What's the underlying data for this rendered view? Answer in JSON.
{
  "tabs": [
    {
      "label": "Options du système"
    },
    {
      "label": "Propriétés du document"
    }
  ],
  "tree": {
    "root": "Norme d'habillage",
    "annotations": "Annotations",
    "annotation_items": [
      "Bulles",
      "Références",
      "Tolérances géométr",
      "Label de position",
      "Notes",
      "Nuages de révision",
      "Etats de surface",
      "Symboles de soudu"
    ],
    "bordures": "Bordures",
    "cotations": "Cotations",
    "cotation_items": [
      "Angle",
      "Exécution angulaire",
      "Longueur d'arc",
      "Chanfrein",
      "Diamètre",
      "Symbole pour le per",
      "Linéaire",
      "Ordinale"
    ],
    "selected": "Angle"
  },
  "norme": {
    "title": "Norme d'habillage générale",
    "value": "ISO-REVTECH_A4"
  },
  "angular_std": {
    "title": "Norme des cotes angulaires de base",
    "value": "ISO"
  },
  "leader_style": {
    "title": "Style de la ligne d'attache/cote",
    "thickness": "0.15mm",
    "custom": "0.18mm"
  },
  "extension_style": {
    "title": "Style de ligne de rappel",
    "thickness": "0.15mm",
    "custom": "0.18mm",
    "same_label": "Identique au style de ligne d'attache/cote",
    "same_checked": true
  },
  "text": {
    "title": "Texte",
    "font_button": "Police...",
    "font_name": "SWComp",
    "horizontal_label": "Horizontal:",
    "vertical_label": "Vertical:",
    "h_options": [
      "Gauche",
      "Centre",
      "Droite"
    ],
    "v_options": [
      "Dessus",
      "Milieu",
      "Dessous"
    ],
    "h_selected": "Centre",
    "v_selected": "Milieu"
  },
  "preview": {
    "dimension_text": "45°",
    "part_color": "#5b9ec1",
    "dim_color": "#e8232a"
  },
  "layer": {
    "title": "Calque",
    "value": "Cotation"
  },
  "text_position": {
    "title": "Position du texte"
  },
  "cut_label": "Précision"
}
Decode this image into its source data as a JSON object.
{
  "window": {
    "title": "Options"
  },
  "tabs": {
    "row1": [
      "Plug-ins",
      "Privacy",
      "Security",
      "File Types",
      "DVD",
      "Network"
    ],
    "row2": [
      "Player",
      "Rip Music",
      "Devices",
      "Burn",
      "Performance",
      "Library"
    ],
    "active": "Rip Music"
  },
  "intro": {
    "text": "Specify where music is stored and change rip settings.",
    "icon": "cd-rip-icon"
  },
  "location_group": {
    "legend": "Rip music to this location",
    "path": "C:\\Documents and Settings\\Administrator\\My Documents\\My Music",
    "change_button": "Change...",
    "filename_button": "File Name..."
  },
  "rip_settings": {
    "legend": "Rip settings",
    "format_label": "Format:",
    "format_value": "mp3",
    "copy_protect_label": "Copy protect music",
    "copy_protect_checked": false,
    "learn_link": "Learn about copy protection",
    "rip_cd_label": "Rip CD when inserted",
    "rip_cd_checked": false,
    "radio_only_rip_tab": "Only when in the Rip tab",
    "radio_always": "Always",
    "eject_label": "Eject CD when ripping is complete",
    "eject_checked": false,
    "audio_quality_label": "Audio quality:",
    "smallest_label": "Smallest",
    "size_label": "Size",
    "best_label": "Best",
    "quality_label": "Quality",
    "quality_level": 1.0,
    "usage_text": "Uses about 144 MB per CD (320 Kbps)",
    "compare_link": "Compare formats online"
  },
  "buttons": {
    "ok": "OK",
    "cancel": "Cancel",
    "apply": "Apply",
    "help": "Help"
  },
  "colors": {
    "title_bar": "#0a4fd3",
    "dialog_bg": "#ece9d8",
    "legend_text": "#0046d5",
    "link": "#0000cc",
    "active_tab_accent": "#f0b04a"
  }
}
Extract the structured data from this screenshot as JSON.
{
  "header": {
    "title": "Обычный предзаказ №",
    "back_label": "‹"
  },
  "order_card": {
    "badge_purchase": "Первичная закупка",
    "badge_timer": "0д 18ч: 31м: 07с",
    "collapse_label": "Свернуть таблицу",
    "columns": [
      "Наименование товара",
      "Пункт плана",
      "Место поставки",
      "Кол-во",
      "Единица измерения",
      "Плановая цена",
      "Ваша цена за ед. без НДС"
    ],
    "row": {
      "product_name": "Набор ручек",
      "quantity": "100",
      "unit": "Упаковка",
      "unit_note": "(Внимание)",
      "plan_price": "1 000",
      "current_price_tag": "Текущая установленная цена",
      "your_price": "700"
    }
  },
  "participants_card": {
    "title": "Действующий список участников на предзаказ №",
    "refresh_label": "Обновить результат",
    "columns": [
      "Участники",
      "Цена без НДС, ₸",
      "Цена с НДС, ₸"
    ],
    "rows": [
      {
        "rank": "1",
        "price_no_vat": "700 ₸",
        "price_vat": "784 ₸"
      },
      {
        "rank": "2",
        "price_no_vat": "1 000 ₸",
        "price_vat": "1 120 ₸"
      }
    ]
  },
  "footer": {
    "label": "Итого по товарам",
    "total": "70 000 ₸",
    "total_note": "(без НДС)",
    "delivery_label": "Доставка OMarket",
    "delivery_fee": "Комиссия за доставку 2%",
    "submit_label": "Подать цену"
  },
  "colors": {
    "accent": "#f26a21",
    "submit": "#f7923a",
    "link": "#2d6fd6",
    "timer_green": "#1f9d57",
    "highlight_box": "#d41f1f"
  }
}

____

**EXERCISE GOAL**
Would you give the material above again, complete and exact?

**WRITTEN RESPONSE**
What's the underlying data for this rendered view? Answer in JSON.
{
  "tabs": [
    {
      "label": "Options du système"
    },
    {
      "label": "Propriétés du document"
    }
  ],
  "tree": {
    "root": "Norme d'habillage",
    "annotations": "Annotations",
    "annotation_items": [
      "Bulles",
      "Références",
      "Tolérances géométr",
      "Label de position",
      "Notes",
      "Nuages de révision",
      "Etats de surface",
      "Symboles de soudu"
    ],
    "bordures": "Bordures",
    "cotations": "Cotations",
    "cotation_items": [
      "Angle",
      "Exécution angulaire",
      "Longueur d'arc",
      "Chanfrein",
      "Diamètre",
      "Symbole pour le per",
      "Linéaire",
      "Ordinale"
    ],
    "selected": "Angle"
  },
  "norme": {
    "title": "Norme d'habillage générale",
    "value": "ISO-REVTECH_A4"
  },
  "angular_std": {
    "title": "Norme des cotes angulaires de base",
    "value": "ISO"
  },
  "leader_style": {
    "title": "Style de la ligne d'attache/cote",
    "thickness": "0.15mm",
    "custom": "0.18mm"
  },
  "extension_style": {
    "title": "Style de ligne de rappel",
    "thickness": "0.15mm",
    "custom": "0.18mm",
    "same_label": "Identique au style de ligne d'attache/cote",
    "same_checked": true
  },
  "text": {
    "title": "Texte",
    "font_button": "Police...",
    "font_name": "SWComp",
    "horizontal_label": "Horizontal:",
    "vertical_label": "Vertical:",
    "h_options": [
      "Gauche",
      "Centre",
      "Droite"
    ],
    "v_options": [
      "Dessus",
      "Milieu",
      "Dessous"
    ],
    "h_selected": "Centre",
    "v_selected": "Milieu"
  },
  "preview": {
    "dimension_text": "45°",
    "part_color": "#5b9ec1",
    "dim_color": "#e8232a"
  },
  "layer": {
    "title": "Calque",
    "value": "Cotation"
  },
  "text_position": {
    "title": "Position du texte"
  },
  "cut_label": "Précision"
}
Decode this image into its source data as a JSON object.
{
  "window": {
    "title": "Options"
  },
  "tabs": {
    "row1": [
      "Plug-ins",
      "Privacy",
      "Security",
      "File Types",
      "DVD",
      "Network"
    ],
    "row2": [
      "Player",
      "Rip Music",
      "Devices",
      "Burn",
      "Performance",
      "Library"
    ],
    "active": "Rip Music"
  },
  "intro": {
    "text": "Specify where music is stored and change rip settings.",
    "icon": "cd-rip-icon"
  },
  "location_group": {
    "legend": "Rip music to this location",
    "path": "C:\\Documents and Settings\\Administrator\\My Documents\\My Music",
    "change_button": "Change...",
    "filename_button": "File Name..."
  },
  "rip_settings": {
    "legend": "Rip settings",
    "format_label": "Format:",
    "format_value": "mp3",
    "copy_protect_label": "Copy protect music",
    "copy_protect_checked": false,
    "learn_link": "Learn about copy protection",
    "rip_cd_label": "Rip CD when inserted",
    "rip_cd_checked": false,
    "radio_only_rip_tab": "Only when in the Rip tab",
    "radio_always": "Always",
    "eject_label": "Eject CD when ripping is complete",
    "eject_checked": false,
    "audio_quality_label": "Audio quality:",
    "smallest_label": "Smallest",
    "size_label": "Size",
    "best_label": "Best",
    "quality_label": "Quality",
    "quality_level": 1.0,
    "usage_text": "Uses about 144 MB per CD (320 Kbps)",
    "compare_link": "Compare formats online"
  },
  "buttons": {
    "ok": "OK",
    "cancel": "Cancel",
    "apply": "Apply",
    "help": "Help"
  },
  "colors": {
    "title_bar": "#0a4fd3",
    "dialog_bg": "#ece9d8",
    "legend_text": "#0046d5",
    "link": "#0000cc",
    "active_tab_accent": "#f0b04a"
  }
}
Extract the structured data from this screenshot as JSON.
{
  "header": {
    "title": "Обычный предзаказ №",
    "back_label": "‹"
  },
  "order_card": {
    "badge_purchase": "Первичная закупка",
    "badge_timer": "0д 18ч: 31м: 07с",
    "collapse_label": "Свернуть таблицу",
    "columns": [
      "Наименование товара",
      "Пункт плана",
      "Место поставки",
      "Кол-во",
      "Единица измерения",
      "Плановая цена",
      "Ваша цена за ед. без НДС"
    ],
    "row": {
      "product_name": "Набор ручек",
      "quantity": "100",
      "unit": "Упаковка",
      "unit_note": "(Внимание)",
      "plan_price": "1 000",
      "current_price_tag": "Текущая установленная цена",
      "your_price": "700"
    }
  },
  "participants_card": {
    "title": "Действующий список участников на предзаказ №",
    "refresh_label": "Обновить результат",
    "columns": [
      "Участники",
      "Цена без НДС, ₸",
      "Цена с НДС, ₸"
    ],
    "rows": [
      {
        "rank": "1",
        "price_no_vat": "700 ₸",
        "price_vat": "784 ₸"
      },
      {
        "rank": "2",
        "price_no_vat": "1 000 ₸",
        "price_vat": "1 120 ₸"
      }
    ]
  },
  "footer": {
    "label": "Итого по товарам",
    "total": "70 000 ₸",
    "total_note": "(без НДС)",
    "delivery_label": "Доставка OMarket",
    "delivery_fee": "Комиссия за доставку 2%",
    "submit_label": "Подать цену"
  },
  "colors": {
    "accent": "#f26a21",
    "submit": "#f7923a",
    "link": "#2d6fd6",
    "timer_green": "#1f9d57",
    "highlight_box": "#d41f1f"
  }
}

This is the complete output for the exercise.